_Ziel_
Benenne in den folgenden Zeilen „divider“ überall in „separator“ um und gib alle Zeilen sonst unverändert wieder.

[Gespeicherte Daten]

_ _ _

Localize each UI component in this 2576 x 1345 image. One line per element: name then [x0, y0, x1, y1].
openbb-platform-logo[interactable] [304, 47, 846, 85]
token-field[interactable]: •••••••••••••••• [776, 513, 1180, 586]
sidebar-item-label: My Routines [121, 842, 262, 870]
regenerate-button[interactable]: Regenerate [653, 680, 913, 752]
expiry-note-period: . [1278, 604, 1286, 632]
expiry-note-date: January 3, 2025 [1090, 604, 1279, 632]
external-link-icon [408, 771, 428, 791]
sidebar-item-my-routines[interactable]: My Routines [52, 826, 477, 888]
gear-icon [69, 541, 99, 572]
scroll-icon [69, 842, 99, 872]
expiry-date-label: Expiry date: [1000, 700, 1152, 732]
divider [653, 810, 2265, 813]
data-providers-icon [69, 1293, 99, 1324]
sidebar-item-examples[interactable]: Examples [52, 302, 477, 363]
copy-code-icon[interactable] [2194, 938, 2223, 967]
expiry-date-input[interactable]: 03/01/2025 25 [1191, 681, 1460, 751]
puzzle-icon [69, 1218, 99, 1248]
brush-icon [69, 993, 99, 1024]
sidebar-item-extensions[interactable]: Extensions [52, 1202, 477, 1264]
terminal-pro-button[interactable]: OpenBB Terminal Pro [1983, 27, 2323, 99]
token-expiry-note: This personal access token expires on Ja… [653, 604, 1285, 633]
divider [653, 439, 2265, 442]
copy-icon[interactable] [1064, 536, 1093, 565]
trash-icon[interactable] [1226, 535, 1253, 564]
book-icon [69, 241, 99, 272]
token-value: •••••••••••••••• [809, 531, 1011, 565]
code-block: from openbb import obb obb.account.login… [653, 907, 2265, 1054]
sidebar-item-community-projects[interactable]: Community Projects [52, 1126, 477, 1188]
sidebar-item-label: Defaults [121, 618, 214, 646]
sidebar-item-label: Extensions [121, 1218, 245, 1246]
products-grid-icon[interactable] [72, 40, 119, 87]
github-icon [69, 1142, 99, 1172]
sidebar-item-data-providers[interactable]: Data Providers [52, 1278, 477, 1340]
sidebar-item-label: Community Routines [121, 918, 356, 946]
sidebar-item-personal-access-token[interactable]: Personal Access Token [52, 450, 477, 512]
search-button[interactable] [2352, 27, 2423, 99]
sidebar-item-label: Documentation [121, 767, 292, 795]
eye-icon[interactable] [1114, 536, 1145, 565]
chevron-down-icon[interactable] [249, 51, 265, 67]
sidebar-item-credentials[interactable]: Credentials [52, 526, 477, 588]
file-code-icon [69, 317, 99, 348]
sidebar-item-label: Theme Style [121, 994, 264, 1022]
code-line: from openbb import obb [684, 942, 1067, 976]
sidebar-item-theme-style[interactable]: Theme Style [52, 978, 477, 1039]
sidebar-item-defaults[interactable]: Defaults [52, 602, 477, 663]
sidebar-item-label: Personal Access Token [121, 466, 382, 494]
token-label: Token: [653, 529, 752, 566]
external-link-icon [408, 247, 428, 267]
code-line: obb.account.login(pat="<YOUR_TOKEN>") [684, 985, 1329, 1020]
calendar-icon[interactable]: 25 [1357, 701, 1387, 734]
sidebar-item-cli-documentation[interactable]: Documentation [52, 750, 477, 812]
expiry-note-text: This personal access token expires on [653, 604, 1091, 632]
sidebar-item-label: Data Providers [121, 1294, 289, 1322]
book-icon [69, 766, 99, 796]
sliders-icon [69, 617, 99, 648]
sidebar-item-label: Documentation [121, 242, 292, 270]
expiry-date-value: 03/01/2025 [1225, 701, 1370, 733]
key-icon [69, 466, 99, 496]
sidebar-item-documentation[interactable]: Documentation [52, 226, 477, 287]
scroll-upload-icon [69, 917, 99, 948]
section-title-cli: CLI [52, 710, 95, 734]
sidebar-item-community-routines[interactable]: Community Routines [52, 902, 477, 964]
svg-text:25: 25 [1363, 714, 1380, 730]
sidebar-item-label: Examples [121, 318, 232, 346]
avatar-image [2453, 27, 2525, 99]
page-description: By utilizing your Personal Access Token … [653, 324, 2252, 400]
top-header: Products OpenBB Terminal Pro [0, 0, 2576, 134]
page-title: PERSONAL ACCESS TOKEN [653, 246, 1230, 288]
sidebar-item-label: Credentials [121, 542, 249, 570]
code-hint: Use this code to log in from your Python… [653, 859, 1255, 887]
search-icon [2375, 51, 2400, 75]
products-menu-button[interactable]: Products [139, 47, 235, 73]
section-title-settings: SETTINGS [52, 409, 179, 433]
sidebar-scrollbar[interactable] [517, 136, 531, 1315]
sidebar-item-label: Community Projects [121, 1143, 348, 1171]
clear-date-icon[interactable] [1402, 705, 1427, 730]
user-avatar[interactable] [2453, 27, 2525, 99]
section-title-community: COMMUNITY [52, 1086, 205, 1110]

_ _ _

_Lösung_
Localize each UI component in this 2576 x 1345 image. One line per element: name then [x0, y0, x1, y1].
openbb-platform-logo[interactable] [304, 47, 846, 85]
token-field[interactable]: •••••••••••••••• [776, 513, 1180, 586]
sidebar-item-label: My Routines [121, 842, 262, 870]
regenerate-button[interactable]: Regenerate [653, 680, 913, 752]
expiry-note-period: . [1278, 604, 1286, 632]
expiry-note-date: January 3, 2025 [1090, 604, 1279, 632]
external-link-icon [408, 771, 428, 791]
sidebar-item-my-routines[interactable]: My Routines [52, 826, 477, 888]
gear-icon [69, 541, 99, 572]
scroll-icon [69, 842, 99, 872]
expiry-date-label: Expiry date: [1000, 700, 1152, 732]
separator [653, 810, 2265, 813]
data-providers-icon [69, 1293, 99, 1324]
sidebar-item-examples[interactable]: Examples [52, 302, 477, 363]
copy-code-icon[interactable] [2194, 938, 2223, 967]
expiry-date-input[interactable]: 03/01/2025 25 [1191, 681, 1460, 751]
puzzle-icon [69, 1218, 99, 1248]
brush-icon [69, 993, 99, 1024]
sidebar-item-extensions[interactable]: Extensions [52, 1202, 477, 1264]
terminal-pro-button[interactable]: OpenBB Terminal Pro [1983, 27, 2323, 99]
token-expiry-note: This personal access token expires on Ja… [653, 604, 1285, 633]
separator [653, 439, 2265, 442]
copy-icon[interactable] [1064, 536, 1093, 565]
trash-icon[interactable] [1226, 535, 1253, 564]
book-icon [69, 241, 99, 272]
token-value: •••••••••••••••• [809, 531, 1011, 565]
code-block: from openbb import obb obb.account.login… [653, 907, 2265, 1054]
sidebar-item-community-projects[interactable]: Community Projects [52, 1126, 477, 1188]
sidebar-item-label: Defaults [121, 618, 214, 646]
sidebar-item-label: Extensions [121, 1218, 245, 1246]
products-grid-icon[interactable] [72, 40, 119, 87]
github-icon [69, 1142, 99, 1172]
sidebar-item-data-providers[interactable]: Data Providers [52, 1278, 477, 1340]
sidebar-item-label: Community Routines [121, 918, 356, 946]
sidebar-item-personal-access-token[interactable]: Personal Access Token [52, 450, 477, 512]
search-button[interactable] [2352, 27, 2423, 99]
sidebar-item-label: Documentation [121, 767, 292, 795]
eye-icon[interactable] [1114, 536, 1145, 565]
chevron-down-icon[interactable] [249, 51, 265, 67]
sidebar-item-credentials[interactable]: Credentials [52, 526, 477, 588]
file-code-icon [69, 317, 99, 348]
sidebar-item-label: Theme Style [121, 994, 264, 1022]
code-line: from openbb import obb [684, 942, 1067, 976]
sidebar-item-theme-style[interactable]: Theme Style [52, 978, 477, 1039]
sidebar-item-defaults[interactable]: Defaults [52, 602, 477, 663]
sidebar-item-label: Personal Access Token [121, 466, 382, 494]
token-label: Token: [653, 529, 752, 566]
external-link-icon [408, 247, 428, 267]
code-line: obb.account.login(pat="<YOUR_TOKEN>") [684, 985, 1329, 1020]
calendar-icon[interactable]: 25 [1357, 701, 1387, 734]
sidebar-item-cli-documentation[interactable]: Documentation [52, 750, 477, 812]
expiry-note-text: This personal access token expires on [653, 604, 1091, 632]
sidebar-item-label: Data Providers [121, 1294, 289, 1322]
book-icon [69, 766, 99, 796]
sliders-icon [69, 617, 99, 648]
sidebar-item-label: Documentation [121, 242, 292, 270]
expiry-date-value: 03/01/2025 [1225, 701, 1370, 733]
key-icon [69, 466, 99, 496]
sidebar-item-documentation[interactable]: Documentation [52, 226, 477, 287]
scroll-upload-icon [69, 917, 99, 948]
section-title-cli: CLI [52, 710, 95, 734]
sidebar-item-community-routines[interactable]: Community Routines [52, 902, 477, 964]
svg-text:25: 25 [1363, 714, 1380, 730]
sidebar-item-label: Examples [121, 318, 232, 346]
avatar-image [2453, 27, 2525, 99]
page-description: By utilizing your Personal Access Token … [653, 324, 2252, 400]
top-header: Products OpenBB Terminal Pro [0, 0, 2576, 134]
page-title: PERSONAL ACCESS TOKEN [653, 246, 1230, 288]
sidebar-item-label: Credentials [121, 542, 249, 570]
code-hint: Use this code to log in from your Python… [653, 859, 1255, 887]
search-icon [2375, 51, 2400, 75]
products-menu-button[interactable]: Products [139, 47, 235, 73]
section-title-settings: SETTINGS [52, 409, 179, 433]
sidebar-scrollbar[interactable] [517, 136, 531, 1315]
sidebar-item-label: Community Projects [121, 1143, 348, 1171]
clear-date-icon[interactable] [1402, 705, 1427, 730]
user-avatar[interactable] [2453, 27, 2525, 99]
section-title-community: COMMUNITY [52, 1086, 205, 1110]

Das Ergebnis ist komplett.